DATA SUPPLIED =>
##########

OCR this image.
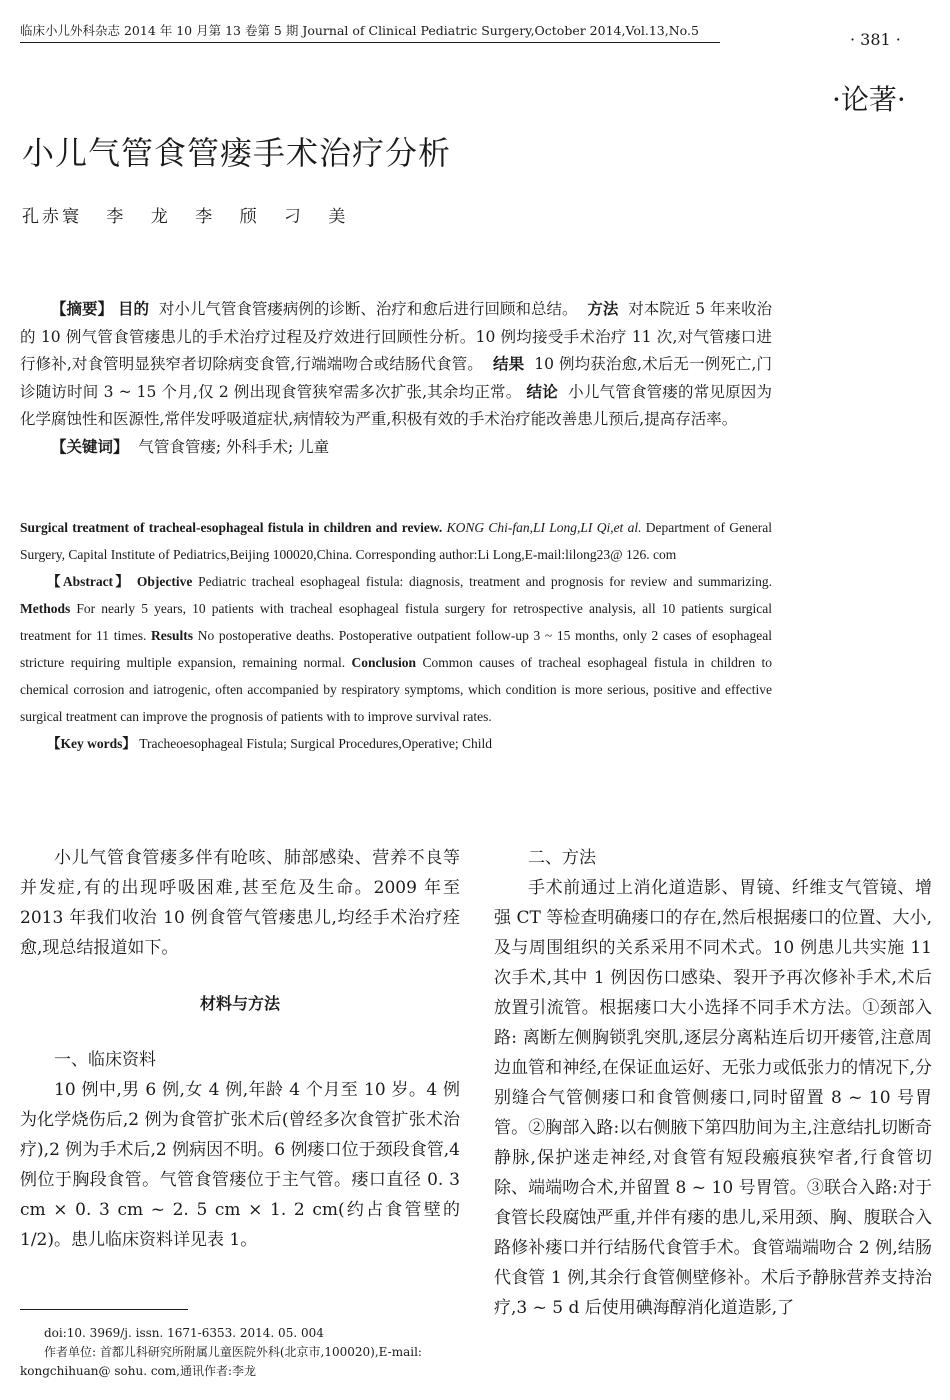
临床小儿外科杂志 2014 年 10 月第 13 卷第 5 期 Journal of Clinical Pediatric Surgery,October 2014,Vol.13,No.5	· 381 ·
·论著·
小儿气管食管瘘手术治疗分析
孔赤寰 李 龙 李 颀 刁 美

【摘要】 目的 对小儿气管食管瘘病例的诊断、治疗和愈后进行回顾和总结。 方法 对本院近 5 年来收治的 10 例气管食管瘘患儿的手术治疗过程及疗效进行回顾性分析。10 例均接受手术治疗 11 次,对气管瘘口进行修补,对食管明显狭窄者切除病变食管,行端端吻合或结肠代食管。 结果 10 例均获治愈,术后无一例死亡,门诊随访时间 3 ~ 15 个月,仅 2 例出现食管狭窄需多次扩张,其余均正常。 结论 小儿气管食管瘘的常见原因为化学腐蚀性和医源性,常伴发呼吸道症状,病情较为严重,积极有效的手术治疗能改善患儿预后,提高存活率。

【关键词】 气管食管瘘; 外科手术; 儿童

Surgical treatment of tracheal-esophageal fistula in children and review. KONG Chi-fan,LI Long,LI Qi,et al. Department of General Surgery, Capital Institute of Pediatrics,Beijing 100020,China. Corresponding author:Li Long,E-mail:lilong23@ 126. com

【Abstract】 Objective Pediatric tracheal esophageal fistula: diagnosis, treatment and prognosis for review and summarizing. Methods For nearly 5 years, 10 patients with tracheal esophageal fistula surgery for retrospective analysis, all 10 patients surgical treatment for 11 times. Results No postoperative deaths. Postoperative outpatient follow-up 3 ~ 15 months, only 2 cases of esophageal stricture requiring multiple expansion, remaining normal. Conclusion Common causes of tracheal esophageal fistula in children to chemical corrosion and iatrogenic, often accompanied by respiratory symptoms, which condition is more serious, positive and effective surgical treatment can improve the prognosis of patients with to improve survival rates.

【Key words】 Tracheoesophageal Fistula; Surgical Procedures,Operative; Child

小儿气管食管瘘多伴有呛咳、肺部感染、营养不良等并发症,有的出现呼吸困难,甚至危及生命。2009 年至 2013 年我们收治 10 例食管气管瘘患儿,均经手术治疗痊愈,现总结报道如下。

材料与方法

一、临床资料

10 例中,男 6 例,女 4 例,年龄 4 个月至 10 岁。4 例为化学烧伤后,2 例为食管扩张术后(曾经多次食管扩张术治疗),2 例为手术后,2 例病因不明。6 例瘘口位于颈段食管,4 例位于胸段食管。气管食管瘘位于主气管。瘘口直径 0. 3 cm × 0. 3 cm ~ 2. 5 cm × 1. 2 cm(约占食管壁的 1/2)。患儿临床资料详见表 1。

二、方法

手术前通过上消化道造影、胃镜、纤维支气管镜、增强 CT 等检查明确瘘口的存在,然后根据瘘口的位置、大小,及与周围组织的关系采用不同术式。10 例患儿共实施 11 次手术,其中 1 例因伤口感染、裂开予再次修补手术,术后放置引流管。根据瘘口大小选择不同手术方法。①颈部入路: 离断左侧胸锁乳突肌,逐层分离粘连后切开瘘管,注意周边血管和神经,在保证血运好、无张力或低张力的情况下,分别缝合气管侧瘘口和食管侧瘘口,同时留置 8 ~ 10 号胃管。②胸部入路:以右侧腋下第四肋间为主,注意结扎切断奇静脉,保护迷走神经,对食管有短段瘢痕狭窄者,行食管切除、端端吻合术,并留置 8 ~ 10 号胃管。③联合入路:对于食管长段腐蚀严重,并伴有瘘的患儿,采用颈、胸、腹联合入路修补瘘口并行结肠代食管手术。食管端端吻合 2 例,结肠代食管 1 例,其余行食管侧壁修补。术后予静脉营养支持治疗,3 ~ 5 d 后使用碘海醇消化道造影,了

doi:10. 3969/j. issn. 1671-6353. 2014. 05. 004

作者单位: 首都儿科研究所附属儿童医院外科(北京市,100020),E-mail: kongchihuan@ sohu. com,通讯作者:李龙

##########

EXERCISE => If a line in the data above includes the string "treatment", copy it.

SOLUTION TO THIS TASK =>
Surgical treatment of tracheal-esophageal fistula in children and review. KONG Chi-fan,LI Long,LI Qi,et al. Department of General Surgery, Capital Institute of Pediatrics,Beijing 100020,China. Corresponding author:Li Long,E-mail:lilong23@ 126. com
【Abstract】 Objective Pediatric tracheal esophageal fistula: diagnosis, treatment and prognosis for review and summarizing. Methods For nearly 5 years, 10 patients with tracheal esophageal fistula surgery for retrospective analysis, all 10 patients surgical treatment for 11 times. Results No postoperative deaths. Postoperative outpatient follow-up 3 ~ 15 months, only 2 cases of esophageal stricture requiring multiple expansion, remaining normal. Conclusion Common causes of tracheal esophageal fistula in children to chemical corrosion and iatrogenic, often accompanied by respiratory symptoms, which condition is more serious, positive and effective surgical treatment can improve the prognosis of patients with to improve survival rates.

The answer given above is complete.